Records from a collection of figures
-- begin --

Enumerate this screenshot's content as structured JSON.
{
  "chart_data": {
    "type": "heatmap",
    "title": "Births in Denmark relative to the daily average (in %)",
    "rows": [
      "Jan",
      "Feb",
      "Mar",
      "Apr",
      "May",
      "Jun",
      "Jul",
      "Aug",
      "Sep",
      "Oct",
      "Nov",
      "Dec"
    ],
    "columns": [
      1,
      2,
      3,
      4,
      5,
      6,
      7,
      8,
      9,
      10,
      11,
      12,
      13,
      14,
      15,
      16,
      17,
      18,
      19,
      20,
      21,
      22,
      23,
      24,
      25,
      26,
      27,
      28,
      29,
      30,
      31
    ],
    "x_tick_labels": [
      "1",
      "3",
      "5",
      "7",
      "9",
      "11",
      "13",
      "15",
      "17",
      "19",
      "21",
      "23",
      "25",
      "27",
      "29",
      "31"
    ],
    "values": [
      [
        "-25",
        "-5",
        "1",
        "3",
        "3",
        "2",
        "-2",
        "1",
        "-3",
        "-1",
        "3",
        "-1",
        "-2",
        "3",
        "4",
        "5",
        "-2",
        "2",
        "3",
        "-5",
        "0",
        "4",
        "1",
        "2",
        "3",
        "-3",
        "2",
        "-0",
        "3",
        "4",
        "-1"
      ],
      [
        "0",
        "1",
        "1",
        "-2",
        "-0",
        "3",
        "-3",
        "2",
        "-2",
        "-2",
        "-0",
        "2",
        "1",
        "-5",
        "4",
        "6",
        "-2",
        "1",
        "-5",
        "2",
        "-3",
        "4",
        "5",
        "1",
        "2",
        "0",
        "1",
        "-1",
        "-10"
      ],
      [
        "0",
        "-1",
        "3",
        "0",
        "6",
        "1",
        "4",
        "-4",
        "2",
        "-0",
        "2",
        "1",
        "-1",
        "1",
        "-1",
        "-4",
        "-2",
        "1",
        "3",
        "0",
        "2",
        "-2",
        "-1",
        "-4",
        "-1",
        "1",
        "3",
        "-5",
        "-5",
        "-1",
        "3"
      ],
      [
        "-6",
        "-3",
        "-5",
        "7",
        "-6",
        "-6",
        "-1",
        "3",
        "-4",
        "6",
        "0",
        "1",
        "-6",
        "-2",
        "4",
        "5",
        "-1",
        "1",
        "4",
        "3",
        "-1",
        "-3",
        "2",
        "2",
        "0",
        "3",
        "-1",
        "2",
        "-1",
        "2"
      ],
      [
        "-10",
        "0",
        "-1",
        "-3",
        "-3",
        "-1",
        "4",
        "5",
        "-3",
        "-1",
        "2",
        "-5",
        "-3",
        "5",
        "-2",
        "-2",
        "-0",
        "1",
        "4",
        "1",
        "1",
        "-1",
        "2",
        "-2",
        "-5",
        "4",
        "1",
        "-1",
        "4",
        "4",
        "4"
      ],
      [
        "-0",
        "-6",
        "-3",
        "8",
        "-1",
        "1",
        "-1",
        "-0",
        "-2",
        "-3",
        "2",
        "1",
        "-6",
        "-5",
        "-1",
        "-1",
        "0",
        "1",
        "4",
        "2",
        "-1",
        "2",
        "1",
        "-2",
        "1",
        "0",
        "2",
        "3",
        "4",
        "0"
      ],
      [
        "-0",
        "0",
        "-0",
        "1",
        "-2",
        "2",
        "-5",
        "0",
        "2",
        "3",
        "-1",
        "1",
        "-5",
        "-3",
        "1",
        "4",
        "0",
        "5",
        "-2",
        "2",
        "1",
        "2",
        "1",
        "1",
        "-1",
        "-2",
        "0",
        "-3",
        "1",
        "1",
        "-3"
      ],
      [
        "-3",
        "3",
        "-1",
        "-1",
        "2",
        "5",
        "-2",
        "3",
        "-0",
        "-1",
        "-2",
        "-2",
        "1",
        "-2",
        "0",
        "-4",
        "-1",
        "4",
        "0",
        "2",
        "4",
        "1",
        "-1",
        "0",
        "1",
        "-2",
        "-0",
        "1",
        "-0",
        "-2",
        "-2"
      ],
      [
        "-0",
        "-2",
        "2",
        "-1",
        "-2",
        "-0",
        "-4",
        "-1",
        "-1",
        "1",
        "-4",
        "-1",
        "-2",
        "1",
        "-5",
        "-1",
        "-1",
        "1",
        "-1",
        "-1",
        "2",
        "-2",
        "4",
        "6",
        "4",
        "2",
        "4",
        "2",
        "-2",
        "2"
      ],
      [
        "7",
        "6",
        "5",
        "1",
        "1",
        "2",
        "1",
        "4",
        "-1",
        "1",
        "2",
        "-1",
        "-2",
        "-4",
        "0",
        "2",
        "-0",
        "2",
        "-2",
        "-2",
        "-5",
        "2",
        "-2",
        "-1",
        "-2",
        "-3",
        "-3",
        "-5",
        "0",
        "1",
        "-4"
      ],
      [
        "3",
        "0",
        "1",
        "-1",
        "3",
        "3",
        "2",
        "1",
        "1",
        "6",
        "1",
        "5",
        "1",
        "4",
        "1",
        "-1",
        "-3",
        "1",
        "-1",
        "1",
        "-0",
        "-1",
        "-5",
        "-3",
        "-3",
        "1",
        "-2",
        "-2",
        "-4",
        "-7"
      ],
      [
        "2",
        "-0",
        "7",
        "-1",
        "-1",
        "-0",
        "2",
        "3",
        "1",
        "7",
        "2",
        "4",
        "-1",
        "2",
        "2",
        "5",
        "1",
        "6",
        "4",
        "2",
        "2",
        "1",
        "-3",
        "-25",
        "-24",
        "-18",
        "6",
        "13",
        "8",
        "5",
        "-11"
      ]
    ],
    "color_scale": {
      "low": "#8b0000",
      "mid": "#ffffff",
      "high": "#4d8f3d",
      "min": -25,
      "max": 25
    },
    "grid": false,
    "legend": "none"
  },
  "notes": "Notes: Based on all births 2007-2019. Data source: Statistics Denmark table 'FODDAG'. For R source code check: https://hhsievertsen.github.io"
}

-- end --

# Task instructions
What is the number of lines above that contain the string "Denmark"? Answer with the number alone.

# Response below
2